Each line that holds the word "school" should be returned.
>> start Rows
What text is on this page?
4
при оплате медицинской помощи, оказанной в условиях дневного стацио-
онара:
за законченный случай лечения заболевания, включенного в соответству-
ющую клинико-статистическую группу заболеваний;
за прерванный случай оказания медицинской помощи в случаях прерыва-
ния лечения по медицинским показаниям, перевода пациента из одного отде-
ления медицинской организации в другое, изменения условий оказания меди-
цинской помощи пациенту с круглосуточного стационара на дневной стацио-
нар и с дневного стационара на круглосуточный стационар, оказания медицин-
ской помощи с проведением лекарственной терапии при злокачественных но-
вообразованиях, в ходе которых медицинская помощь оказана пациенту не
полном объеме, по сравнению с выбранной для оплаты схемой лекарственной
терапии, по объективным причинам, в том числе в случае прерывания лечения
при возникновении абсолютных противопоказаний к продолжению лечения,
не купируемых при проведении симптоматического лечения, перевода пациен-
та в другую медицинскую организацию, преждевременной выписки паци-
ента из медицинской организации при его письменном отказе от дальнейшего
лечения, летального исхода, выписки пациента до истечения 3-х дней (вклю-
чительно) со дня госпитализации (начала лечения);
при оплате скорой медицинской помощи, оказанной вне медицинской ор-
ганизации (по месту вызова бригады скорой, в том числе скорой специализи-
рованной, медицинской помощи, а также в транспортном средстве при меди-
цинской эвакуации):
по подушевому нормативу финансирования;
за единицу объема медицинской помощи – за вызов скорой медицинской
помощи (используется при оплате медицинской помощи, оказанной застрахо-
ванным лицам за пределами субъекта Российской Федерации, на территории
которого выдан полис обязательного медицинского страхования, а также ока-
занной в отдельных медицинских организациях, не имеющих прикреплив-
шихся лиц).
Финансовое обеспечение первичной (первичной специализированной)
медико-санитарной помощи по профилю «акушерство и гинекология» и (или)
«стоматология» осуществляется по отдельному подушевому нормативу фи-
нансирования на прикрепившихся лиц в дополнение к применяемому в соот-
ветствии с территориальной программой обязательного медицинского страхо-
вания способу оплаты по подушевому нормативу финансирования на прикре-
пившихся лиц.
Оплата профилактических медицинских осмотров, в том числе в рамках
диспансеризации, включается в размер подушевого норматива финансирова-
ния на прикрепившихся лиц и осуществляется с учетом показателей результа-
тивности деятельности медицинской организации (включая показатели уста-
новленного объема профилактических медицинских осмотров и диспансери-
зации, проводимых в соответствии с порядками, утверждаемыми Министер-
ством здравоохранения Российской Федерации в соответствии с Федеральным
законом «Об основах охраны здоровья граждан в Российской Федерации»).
>> end Rows
>> start Rows
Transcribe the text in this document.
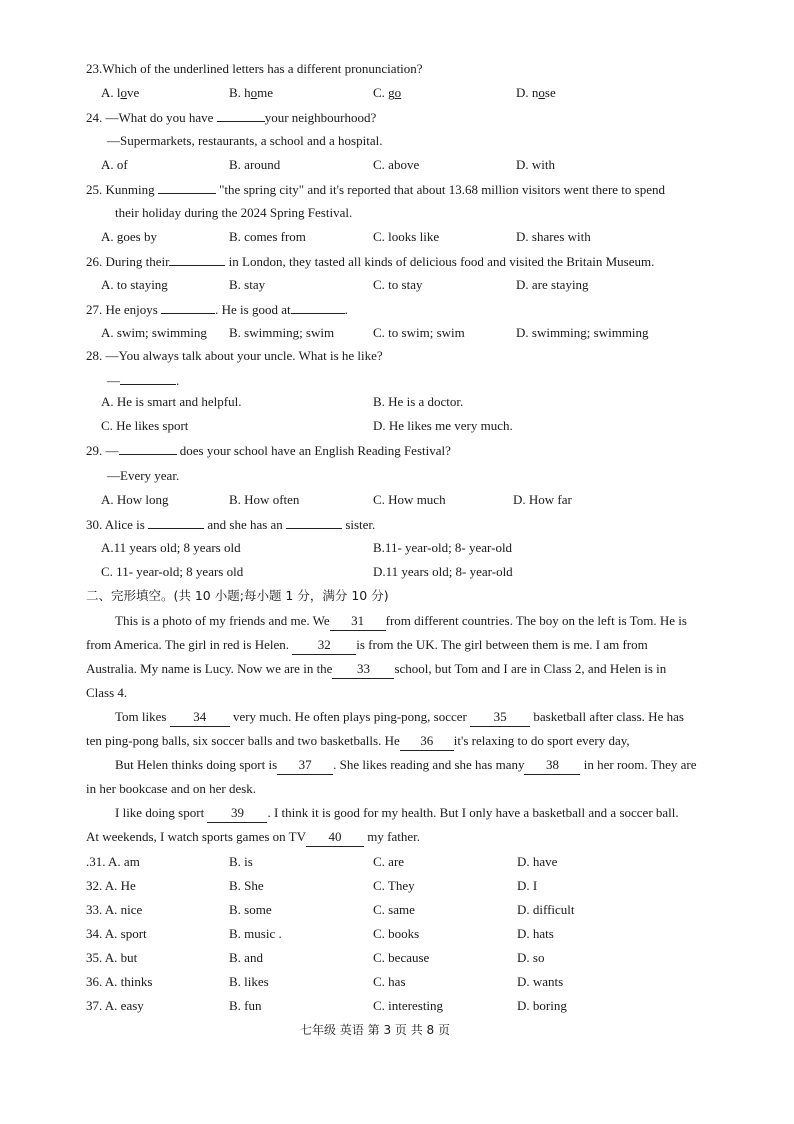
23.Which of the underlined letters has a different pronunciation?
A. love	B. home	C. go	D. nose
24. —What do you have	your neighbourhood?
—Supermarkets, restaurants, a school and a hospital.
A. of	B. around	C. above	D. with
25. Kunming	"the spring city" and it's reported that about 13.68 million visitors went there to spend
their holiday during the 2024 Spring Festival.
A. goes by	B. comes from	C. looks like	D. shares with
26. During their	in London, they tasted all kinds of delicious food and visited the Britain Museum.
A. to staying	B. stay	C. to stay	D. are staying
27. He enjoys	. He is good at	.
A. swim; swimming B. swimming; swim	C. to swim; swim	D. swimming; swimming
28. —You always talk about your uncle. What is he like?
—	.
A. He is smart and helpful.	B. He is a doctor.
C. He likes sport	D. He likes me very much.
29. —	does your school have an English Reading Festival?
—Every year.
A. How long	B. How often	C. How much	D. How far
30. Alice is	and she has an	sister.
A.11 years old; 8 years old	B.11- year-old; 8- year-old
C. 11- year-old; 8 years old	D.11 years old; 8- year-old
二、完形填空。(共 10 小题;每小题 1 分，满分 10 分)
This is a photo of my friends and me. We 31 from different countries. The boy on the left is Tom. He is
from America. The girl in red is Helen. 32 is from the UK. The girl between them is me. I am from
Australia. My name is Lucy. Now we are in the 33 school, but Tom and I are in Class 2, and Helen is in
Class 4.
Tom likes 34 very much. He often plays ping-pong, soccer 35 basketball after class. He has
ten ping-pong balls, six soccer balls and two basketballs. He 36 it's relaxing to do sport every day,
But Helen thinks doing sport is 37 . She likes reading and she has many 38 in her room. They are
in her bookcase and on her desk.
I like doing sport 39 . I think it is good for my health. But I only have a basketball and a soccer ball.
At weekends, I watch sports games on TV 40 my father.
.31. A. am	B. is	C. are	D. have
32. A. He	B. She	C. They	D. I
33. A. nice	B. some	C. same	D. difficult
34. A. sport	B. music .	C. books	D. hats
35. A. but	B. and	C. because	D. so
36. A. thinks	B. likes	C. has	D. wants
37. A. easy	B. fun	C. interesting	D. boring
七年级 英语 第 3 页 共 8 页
>> end Rows
>> start Rows
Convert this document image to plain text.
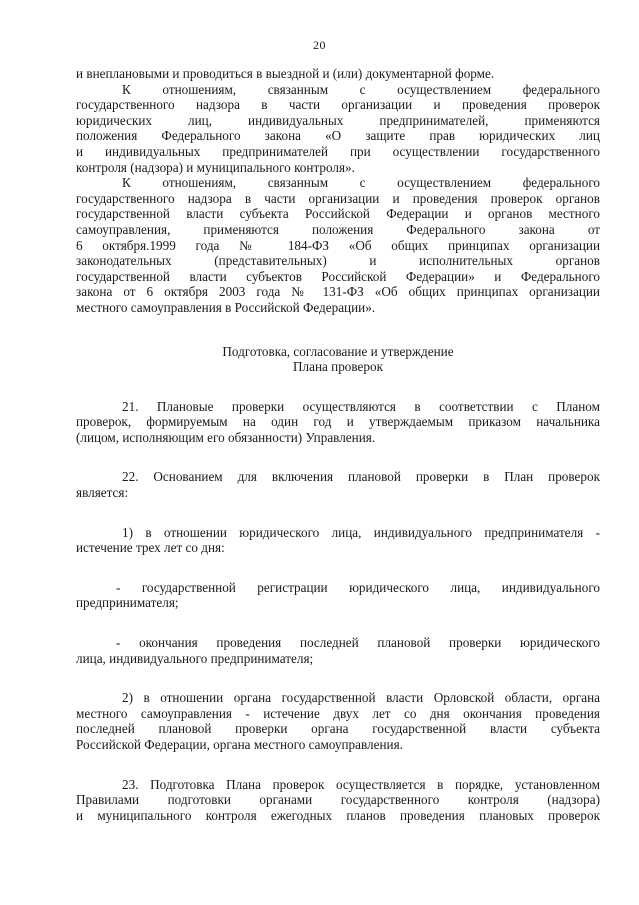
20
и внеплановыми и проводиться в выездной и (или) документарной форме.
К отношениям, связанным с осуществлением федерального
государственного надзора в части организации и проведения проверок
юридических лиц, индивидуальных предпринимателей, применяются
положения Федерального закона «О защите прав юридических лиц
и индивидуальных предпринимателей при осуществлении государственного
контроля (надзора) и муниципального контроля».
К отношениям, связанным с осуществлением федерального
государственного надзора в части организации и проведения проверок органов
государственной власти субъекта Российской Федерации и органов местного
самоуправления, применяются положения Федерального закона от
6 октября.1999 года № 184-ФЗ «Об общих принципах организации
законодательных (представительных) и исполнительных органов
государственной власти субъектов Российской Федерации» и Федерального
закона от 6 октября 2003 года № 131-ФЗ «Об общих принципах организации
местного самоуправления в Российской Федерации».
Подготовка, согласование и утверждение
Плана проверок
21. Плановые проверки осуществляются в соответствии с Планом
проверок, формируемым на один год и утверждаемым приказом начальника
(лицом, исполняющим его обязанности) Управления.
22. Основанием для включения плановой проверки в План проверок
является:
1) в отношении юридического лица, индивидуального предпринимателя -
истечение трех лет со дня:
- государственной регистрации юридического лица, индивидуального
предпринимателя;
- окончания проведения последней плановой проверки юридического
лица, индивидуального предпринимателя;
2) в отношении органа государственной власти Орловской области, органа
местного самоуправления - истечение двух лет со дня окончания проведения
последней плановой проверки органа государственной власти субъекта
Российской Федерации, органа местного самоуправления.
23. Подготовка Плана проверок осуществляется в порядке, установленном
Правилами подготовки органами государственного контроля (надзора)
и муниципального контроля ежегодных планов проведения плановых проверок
>> end Rows
* _Response to this exercise_
—Supermarkets, restaurants, a school and a hospital.
29. —	does your school have an English Reading Festival?
Australia. My name is Lucy. Now we are in the 33 school, but Tom and I are in Class 2, and Helen is in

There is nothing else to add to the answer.